Begin

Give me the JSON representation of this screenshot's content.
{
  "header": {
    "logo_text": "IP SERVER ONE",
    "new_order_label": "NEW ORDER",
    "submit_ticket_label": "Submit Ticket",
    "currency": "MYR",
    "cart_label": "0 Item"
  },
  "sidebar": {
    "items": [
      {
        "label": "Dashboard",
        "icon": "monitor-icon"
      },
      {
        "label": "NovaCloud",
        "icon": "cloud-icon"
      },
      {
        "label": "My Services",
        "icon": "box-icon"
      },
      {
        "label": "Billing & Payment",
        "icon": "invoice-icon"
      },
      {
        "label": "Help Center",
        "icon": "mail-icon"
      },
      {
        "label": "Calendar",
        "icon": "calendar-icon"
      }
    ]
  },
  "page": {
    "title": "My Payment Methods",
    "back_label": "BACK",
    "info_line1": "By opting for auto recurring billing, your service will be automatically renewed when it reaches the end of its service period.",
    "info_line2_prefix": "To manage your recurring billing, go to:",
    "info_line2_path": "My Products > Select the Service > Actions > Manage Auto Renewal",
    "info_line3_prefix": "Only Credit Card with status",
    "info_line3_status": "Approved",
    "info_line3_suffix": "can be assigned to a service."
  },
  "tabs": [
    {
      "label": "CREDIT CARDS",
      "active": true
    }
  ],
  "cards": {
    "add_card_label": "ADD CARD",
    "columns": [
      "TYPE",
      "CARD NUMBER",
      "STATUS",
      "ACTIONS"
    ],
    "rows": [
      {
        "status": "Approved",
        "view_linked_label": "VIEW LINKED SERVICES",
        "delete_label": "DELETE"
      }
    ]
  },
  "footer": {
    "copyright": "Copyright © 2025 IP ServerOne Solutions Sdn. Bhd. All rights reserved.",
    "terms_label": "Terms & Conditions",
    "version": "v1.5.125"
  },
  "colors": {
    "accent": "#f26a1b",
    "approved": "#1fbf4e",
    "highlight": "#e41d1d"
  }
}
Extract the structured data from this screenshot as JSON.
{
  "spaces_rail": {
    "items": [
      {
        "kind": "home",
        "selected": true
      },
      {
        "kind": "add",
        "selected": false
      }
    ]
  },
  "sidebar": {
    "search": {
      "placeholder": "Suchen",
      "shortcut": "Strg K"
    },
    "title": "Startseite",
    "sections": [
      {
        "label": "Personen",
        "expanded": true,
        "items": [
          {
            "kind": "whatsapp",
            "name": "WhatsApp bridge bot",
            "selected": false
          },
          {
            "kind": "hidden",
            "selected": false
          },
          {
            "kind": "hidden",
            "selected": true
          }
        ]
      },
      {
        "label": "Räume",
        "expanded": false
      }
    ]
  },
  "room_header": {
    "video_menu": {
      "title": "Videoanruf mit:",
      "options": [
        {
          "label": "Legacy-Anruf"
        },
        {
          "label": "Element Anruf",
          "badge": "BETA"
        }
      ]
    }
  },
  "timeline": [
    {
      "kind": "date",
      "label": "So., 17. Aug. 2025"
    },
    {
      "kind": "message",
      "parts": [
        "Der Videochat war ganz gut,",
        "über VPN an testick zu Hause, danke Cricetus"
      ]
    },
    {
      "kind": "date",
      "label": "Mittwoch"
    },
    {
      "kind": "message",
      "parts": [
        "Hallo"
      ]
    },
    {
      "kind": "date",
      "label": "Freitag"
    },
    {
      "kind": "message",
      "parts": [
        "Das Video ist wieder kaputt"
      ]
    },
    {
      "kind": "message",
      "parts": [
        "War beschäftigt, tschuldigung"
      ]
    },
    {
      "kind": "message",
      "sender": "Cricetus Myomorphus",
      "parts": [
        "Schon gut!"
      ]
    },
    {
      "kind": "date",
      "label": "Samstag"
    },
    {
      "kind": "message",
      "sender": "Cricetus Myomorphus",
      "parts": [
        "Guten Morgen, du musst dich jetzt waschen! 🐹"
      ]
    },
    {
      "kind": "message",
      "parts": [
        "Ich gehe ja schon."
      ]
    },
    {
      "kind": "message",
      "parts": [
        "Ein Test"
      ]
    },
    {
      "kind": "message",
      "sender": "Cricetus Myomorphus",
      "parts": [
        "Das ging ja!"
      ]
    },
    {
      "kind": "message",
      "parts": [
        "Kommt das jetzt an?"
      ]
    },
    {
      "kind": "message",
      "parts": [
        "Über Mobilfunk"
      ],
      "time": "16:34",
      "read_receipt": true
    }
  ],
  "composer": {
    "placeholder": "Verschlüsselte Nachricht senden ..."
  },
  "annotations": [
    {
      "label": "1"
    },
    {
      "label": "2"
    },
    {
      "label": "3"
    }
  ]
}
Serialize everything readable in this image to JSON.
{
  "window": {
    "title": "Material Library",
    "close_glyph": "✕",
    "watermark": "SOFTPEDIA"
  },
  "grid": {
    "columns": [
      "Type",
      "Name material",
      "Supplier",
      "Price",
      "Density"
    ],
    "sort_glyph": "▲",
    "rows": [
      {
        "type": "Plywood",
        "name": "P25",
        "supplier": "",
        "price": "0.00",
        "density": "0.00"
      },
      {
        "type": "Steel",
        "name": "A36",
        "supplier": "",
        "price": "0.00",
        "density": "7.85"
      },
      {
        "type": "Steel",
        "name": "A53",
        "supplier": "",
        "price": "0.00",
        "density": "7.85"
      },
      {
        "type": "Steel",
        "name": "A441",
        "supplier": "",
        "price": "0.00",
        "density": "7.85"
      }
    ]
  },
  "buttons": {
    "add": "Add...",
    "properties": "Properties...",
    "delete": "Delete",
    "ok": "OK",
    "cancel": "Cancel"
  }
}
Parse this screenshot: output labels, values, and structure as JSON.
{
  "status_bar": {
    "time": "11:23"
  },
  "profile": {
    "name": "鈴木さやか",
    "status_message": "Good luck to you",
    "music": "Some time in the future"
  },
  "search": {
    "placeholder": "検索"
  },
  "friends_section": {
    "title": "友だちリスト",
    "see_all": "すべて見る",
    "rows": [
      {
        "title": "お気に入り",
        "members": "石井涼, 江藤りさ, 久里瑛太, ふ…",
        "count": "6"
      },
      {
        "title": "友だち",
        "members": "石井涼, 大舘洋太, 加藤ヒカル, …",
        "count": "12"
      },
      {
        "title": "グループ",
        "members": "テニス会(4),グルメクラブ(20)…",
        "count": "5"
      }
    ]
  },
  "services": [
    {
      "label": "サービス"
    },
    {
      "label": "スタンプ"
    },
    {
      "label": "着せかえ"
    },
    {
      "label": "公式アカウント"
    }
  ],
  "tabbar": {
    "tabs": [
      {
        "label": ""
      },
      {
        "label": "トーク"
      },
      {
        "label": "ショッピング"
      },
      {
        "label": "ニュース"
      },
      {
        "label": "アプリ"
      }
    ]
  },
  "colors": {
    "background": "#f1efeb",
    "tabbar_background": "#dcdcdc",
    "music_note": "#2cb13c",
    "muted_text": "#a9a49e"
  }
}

End

_Problem requirements:_ Work out the count of lines containing the word "placeholder", then write only that count.

_Reply:_ 3